Find and return each line containing "image".

Records for the task
● ● ● ● ●

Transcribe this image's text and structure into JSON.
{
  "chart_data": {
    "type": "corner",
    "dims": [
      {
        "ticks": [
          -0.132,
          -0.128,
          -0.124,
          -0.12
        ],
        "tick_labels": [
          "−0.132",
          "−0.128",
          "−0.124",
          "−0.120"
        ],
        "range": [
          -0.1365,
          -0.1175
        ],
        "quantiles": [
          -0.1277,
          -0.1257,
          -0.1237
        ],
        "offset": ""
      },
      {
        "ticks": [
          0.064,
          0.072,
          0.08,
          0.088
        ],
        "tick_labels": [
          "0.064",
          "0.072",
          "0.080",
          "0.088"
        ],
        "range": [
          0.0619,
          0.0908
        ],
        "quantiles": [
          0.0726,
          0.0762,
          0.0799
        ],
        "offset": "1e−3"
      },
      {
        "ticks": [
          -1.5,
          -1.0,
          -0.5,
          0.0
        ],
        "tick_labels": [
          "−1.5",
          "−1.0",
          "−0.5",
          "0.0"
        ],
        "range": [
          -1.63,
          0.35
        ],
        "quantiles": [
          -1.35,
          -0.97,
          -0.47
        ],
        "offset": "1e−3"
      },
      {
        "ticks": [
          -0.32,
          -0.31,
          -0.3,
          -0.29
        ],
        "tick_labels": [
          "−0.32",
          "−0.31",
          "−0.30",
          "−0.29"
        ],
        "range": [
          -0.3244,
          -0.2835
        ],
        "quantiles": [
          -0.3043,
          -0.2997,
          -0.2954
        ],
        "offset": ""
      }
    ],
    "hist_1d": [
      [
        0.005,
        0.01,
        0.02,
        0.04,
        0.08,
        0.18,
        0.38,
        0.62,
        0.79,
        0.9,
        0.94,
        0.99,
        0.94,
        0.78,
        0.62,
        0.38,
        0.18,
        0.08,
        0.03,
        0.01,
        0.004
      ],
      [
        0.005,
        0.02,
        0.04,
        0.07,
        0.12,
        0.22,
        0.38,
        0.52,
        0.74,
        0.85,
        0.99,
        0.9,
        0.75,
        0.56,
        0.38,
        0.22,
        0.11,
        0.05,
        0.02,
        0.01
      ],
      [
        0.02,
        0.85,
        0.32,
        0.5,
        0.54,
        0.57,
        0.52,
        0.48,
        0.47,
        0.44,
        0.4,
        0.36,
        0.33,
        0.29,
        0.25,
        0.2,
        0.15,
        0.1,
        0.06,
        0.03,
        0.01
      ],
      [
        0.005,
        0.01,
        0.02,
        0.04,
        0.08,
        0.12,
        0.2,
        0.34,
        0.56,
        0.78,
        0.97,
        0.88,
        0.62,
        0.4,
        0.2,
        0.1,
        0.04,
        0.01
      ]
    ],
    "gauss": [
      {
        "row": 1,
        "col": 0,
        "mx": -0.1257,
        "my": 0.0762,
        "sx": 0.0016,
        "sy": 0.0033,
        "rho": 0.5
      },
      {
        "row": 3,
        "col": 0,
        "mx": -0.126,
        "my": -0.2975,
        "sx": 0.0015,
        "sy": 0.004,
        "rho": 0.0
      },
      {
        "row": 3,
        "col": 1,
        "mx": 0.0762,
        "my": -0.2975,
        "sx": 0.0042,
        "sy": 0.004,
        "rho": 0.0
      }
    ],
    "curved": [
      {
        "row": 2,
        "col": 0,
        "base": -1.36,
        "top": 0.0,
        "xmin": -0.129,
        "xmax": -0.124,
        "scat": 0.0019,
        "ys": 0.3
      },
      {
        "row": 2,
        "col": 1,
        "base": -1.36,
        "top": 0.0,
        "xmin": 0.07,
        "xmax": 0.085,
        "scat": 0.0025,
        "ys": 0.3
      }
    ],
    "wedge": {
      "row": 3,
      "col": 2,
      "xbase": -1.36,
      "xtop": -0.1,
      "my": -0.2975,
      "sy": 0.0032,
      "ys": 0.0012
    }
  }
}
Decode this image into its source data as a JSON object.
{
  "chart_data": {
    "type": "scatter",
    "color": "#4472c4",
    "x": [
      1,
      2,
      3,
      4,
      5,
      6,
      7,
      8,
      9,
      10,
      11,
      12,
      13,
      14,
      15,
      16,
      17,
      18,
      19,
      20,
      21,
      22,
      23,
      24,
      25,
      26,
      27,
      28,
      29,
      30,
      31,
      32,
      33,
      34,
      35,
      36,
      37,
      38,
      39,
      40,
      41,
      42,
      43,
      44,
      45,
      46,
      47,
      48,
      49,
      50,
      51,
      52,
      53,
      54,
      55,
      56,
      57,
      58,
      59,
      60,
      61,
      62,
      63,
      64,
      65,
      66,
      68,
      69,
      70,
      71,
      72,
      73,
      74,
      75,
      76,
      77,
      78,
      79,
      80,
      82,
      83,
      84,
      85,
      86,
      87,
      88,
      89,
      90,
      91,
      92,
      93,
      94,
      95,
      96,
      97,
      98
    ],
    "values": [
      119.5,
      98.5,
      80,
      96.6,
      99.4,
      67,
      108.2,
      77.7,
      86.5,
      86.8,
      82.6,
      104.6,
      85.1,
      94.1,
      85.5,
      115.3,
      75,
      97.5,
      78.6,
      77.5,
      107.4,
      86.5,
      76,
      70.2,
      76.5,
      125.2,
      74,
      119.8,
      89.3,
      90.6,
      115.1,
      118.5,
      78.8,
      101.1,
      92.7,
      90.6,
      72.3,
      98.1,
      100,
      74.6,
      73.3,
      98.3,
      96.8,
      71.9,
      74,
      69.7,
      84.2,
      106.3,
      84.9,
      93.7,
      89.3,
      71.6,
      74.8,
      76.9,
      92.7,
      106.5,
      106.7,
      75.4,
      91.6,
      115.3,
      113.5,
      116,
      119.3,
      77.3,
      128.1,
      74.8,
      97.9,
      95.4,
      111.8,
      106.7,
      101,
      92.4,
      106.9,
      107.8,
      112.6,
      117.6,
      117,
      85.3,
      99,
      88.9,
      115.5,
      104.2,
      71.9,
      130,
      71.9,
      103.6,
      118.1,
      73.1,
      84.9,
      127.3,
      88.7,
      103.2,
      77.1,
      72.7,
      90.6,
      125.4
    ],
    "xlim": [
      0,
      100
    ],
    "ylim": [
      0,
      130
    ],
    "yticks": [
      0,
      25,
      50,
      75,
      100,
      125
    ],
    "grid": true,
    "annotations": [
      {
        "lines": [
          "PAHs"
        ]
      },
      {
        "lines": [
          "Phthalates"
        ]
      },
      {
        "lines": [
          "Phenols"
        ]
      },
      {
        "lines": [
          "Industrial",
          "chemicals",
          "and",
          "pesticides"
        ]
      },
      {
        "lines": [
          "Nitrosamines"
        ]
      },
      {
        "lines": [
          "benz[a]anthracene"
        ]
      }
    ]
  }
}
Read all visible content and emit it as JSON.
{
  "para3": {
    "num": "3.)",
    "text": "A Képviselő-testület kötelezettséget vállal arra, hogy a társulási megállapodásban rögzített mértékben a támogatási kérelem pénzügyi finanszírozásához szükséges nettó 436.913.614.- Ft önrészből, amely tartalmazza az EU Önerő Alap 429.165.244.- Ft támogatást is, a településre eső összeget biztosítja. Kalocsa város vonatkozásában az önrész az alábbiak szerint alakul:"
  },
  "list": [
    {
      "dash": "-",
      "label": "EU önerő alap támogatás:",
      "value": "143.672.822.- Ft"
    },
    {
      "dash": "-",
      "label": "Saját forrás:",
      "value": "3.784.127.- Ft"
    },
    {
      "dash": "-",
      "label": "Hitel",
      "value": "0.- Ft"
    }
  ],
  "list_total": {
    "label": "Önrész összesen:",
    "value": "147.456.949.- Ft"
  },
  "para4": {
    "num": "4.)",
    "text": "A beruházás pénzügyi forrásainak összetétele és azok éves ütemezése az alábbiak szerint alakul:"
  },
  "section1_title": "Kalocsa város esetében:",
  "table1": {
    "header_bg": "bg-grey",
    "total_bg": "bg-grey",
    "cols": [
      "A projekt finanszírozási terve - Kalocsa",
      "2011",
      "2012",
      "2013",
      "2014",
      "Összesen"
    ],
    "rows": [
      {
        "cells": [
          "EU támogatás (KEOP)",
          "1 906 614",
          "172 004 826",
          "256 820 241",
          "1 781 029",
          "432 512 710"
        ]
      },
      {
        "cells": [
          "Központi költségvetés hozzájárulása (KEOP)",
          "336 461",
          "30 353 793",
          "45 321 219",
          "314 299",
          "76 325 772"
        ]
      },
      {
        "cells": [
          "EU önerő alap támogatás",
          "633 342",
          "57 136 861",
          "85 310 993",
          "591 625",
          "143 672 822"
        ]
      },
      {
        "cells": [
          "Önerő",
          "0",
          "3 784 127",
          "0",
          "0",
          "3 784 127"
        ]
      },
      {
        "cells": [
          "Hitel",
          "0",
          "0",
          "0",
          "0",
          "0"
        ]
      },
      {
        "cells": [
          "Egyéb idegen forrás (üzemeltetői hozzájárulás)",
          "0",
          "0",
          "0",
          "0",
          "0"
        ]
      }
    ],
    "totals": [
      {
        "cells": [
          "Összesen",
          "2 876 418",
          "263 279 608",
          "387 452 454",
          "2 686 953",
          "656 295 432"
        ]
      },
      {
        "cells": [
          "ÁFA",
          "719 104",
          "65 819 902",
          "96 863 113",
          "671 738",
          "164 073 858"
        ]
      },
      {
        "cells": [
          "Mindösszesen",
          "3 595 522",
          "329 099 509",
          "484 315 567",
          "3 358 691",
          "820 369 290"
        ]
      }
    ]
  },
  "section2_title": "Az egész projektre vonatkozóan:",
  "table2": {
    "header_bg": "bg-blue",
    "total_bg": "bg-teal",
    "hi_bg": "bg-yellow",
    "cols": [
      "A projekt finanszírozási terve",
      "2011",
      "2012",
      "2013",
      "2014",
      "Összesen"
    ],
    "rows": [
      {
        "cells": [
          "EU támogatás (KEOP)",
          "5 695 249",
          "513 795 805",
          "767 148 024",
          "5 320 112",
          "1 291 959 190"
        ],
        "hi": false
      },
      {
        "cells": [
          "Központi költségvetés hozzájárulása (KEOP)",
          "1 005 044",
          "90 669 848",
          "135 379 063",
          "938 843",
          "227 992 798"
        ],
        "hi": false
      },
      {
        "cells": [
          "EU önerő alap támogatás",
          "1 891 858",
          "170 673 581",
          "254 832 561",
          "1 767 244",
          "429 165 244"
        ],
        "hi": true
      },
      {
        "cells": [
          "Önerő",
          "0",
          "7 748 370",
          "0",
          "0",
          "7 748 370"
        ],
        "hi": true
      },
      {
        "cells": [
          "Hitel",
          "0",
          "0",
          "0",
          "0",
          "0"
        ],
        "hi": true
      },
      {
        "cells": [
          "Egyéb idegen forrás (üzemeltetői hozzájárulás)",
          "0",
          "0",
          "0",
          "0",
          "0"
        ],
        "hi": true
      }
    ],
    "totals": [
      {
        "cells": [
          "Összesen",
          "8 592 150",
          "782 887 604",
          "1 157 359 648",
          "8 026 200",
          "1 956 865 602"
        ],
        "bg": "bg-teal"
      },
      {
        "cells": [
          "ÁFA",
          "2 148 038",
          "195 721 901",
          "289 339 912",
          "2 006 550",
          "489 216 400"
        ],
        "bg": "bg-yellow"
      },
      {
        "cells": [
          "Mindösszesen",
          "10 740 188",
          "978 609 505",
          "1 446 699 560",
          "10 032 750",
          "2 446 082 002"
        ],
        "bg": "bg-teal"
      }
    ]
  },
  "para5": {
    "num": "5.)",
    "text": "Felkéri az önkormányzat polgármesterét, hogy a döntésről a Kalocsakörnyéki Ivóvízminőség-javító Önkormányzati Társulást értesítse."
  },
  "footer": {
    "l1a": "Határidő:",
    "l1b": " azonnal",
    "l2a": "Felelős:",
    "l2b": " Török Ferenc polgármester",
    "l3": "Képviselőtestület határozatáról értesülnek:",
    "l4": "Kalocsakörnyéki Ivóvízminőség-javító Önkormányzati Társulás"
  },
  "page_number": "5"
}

● ● ● ● ●

Written response
Transcribe this image's text and structure into JSON.
Decode this image into its source data as a JSON object.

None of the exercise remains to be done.